» Collected data entries:

**********

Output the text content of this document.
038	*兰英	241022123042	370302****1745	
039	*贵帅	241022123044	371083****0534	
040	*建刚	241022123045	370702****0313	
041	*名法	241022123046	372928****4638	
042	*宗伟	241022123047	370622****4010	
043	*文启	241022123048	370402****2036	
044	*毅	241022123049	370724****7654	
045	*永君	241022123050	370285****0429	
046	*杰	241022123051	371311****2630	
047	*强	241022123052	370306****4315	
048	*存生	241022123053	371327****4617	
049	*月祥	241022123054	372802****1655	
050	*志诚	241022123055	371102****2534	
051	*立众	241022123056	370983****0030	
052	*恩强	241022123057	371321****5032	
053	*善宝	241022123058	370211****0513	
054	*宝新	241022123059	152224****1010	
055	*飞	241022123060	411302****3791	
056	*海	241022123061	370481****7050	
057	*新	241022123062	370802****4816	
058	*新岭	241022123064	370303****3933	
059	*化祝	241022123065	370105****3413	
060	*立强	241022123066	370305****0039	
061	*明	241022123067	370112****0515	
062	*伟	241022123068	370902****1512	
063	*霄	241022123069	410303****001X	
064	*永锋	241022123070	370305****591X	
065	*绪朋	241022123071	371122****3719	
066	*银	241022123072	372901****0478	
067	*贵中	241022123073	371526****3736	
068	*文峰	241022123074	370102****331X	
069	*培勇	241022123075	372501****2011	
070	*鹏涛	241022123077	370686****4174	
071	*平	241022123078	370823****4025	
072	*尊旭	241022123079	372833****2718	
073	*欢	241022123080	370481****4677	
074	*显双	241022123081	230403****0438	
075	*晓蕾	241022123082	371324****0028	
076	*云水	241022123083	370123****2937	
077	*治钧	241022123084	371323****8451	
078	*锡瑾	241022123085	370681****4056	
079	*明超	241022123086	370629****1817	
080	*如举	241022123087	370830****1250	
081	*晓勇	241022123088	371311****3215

**********

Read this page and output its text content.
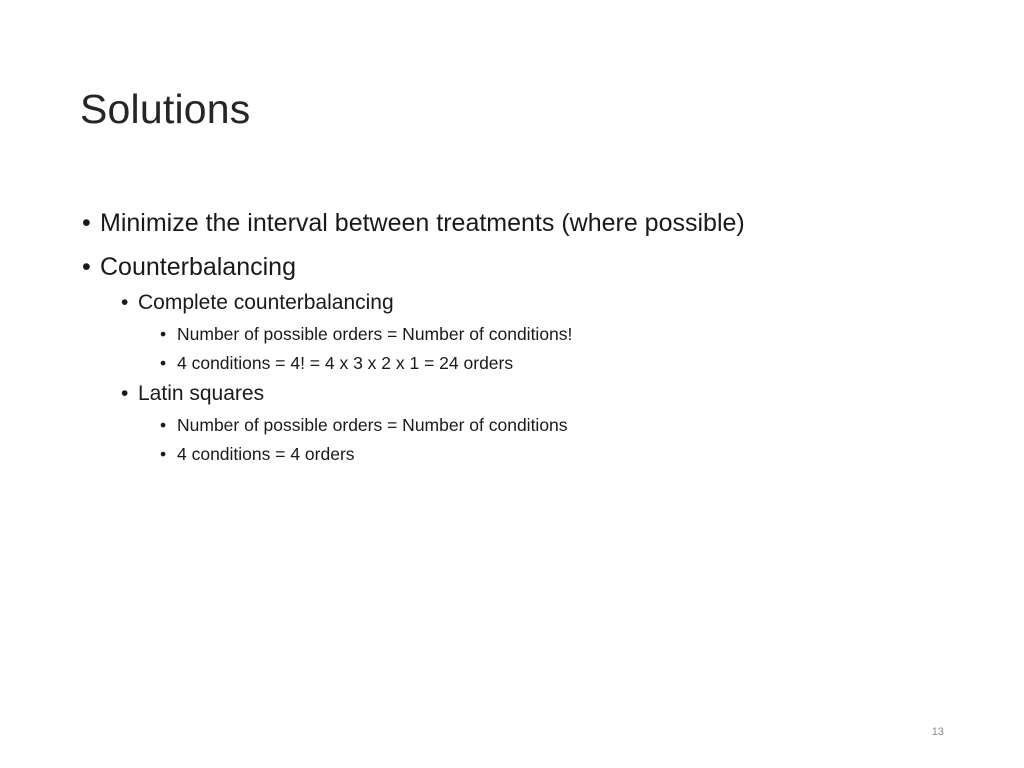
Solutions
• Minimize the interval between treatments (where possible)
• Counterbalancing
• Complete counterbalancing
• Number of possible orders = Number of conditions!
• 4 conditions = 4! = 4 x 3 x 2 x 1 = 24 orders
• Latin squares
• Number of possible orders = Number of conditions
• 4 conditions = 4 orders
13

**********

» TASK TO CARRY OUT:
Copy every line from the records above that contains the word "orders".

» PROBLEM SOLUTION:
• Number of possible orders = Number of conditions!
• 4 conditions = 4! = 4 x 3 x 2 x 1 = 24 orders
• Number of possible orders = Number of conditions
• 4 conditions = 4 orders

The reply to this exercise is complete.